### Task description
Lines holding the string "altra" are the ones to copy from this listing.
>> START
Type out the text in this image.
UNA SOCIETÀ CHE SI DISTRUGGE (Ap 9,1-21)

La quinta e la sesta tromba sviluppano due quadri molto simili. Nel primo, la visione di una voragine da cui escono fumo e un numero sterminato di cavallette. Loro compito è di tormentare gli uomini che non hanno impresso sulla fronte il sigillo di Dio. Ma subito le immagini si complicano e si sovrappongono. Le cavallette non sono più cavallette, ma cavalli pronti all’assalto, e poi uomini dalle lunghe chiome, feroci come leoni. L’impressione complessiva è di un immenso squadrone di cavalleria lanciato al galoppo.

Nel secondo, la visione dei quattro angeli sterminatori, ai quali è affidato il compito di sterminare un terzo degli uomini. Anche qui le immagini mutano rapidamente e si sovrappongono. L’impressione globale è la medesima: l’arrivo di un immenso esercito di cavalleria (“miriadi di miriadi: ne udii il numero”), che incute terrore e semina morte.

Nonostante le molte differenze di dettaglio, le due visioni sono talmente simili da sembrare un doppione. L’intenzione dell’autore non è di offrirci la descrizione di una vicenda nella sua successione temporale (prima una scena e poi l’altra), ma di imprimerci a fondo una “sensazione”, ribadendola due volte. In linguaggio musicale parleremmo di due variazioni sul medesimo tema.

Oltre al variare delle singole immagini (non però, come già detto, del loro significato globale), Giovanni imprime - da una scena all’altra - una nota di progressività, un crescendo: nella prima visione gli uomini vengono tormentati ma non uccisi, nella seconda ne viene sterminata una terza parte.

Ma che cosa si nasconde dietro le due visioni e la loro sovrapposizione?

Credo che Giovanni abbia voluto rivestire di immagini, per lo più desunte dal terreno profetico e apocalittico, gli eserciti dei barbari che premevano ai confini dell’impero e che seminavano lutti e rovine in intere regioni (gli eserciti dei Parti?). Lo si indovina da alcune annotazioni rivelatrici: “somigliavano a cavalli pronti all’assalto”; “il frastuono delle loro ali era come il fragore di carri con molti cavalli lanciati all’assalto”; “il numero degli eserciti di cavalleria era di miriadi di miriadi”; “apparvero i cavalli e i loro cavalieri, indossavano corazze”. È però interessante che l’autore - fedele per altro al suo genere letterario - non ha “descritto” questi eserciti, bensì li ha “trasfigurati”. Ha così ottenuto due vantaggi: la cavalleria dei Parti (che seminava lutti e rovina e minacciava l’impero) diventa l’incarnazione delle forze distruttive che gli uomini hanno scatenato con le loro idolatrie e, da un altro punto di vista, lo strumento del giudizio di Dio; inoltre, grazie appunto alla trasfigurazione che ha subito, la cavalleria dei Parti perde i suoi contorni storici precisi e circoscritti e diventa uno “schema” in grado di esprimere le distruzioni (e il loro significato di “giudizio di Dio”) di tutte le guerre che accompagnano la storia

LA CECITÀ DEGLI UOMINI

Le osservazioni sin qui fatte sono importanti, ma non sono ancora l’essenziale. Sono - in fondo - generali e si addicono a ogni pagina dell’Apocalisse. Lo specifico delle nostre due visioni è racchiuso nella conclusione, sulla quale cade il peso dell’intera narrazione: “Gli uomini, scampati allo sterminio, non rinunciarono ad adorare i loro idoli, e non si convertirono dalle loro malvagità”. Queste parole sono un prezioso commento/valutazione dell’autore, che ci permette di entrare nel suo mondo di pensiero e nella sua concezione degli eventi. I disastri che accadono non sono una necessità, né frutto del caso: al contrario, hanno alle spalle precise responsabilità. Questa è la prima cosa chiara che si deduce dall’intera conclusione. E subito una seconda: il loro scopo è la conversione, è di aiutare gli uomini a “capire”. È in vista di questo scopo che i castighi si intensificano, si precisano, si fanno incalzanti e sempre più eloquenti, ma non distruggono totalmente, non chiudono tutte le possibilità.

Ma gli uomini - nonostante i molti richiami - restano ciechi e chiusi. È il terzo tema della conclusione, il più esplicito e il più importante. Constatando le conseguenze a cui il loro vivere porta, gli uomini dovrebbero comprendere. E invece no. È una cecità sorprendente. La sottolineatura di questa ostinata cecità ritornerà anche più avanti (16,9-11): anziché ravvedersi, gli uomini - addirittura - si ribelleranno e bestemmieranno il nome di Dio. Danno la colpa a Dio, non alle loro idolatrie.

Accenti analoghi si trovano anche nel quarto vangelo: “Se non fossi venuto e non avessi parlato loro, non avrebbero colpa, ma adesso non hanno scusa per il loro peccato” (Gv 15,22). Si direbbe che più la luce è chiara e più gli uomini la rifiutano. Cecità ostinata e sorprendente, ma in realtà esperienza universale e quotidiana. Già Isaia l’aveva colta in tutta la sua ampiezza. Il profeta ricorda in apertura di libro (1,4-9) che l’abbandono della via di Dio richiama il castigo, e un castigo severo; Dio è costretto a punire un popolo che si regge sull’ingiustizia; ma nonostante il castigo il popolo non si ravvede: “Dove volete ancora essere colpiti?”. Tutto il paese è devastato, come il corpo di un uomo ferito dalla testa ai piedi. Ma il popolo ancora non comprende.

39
>> END
### Answer to this task
Nonostante le molte differenze di dettaglio, le due visioni sono talmente simili da sembrare un doppione. L’intenzione dell’autore non è di offrirci la descrizione di una vicenda nella sua successione temporale (prima una scena e poi l’altra), ma di imprimerci a fondo una “sensazione”, ribadendola due volte. In linguaggio musicale parleremmo di due variazioni sul medesimo tema.
Oltre al variare delle singole immagini (non però, come già detto, del loro significato globale), Giovanni imprime - da una scena all’altra - una nota di progressività, un crescendo: nella prima visione gli uomini vengono tormentati ma non uccisi, nella seconda ne viene sterminata una terza parte.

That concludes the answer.